▶ What to produce: Every line of the data must be copied exactly.
+++ Extracted data +++
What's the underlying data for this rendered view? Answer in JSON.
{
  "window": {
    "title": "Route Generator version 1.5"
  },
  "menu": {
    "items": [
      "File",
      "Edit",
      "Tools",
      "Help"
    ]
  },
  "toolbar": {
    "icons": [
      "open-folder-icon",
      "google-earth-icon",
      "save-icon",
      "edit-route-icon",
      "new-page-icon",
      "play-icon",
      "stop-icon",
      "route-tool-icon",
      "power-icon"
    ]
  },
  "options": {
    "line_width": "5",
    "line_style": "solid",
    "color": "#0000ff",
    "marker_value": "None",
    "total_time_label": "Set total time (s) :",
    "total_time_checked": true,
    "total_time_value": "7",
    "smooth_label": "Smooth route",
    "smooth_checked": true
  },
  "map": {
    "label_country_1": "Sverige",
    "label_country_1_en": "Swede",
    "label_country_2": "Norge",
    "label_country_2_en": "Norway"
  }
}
+++
▶ Finished exercise:
What's the underlying data for this rendered view? Answer in JSON.
{
  "window": {
    "title": "Route Generator version 1.5"
  },
  "menu": {
    "items": [
      "File",
      "Edit",
      "Tools",
      "Help"
    ]
  },
  "toolbar": {
    "icons": [
      "open-folder-icon",
      "google-earth-icon",
      "save-icon",
      "edit-route-icon",
      "new-page-icon",
      "play-icon",
      "stop-icon",
      "route-tool-icon",
      "power-icon"
    ]
  },
  "options": {
    "line_width": "5",
    "line_style": "solid",
    "color": "#0000ff",
    "marker_value": "None",
    "total_time_label": "Set total time (s) :",
    "total_time_checked": true,
    "total_time_value": "7",
    "smooth_label": "Smooth route",
    "smooth_checked": true
  },
  "map": {
    "label_country_1": "Sverige",
    "label_country_1_en": "Swede",
    "label_country_2": "Norge",
    "label_country_2_en": "Norway"
  }
}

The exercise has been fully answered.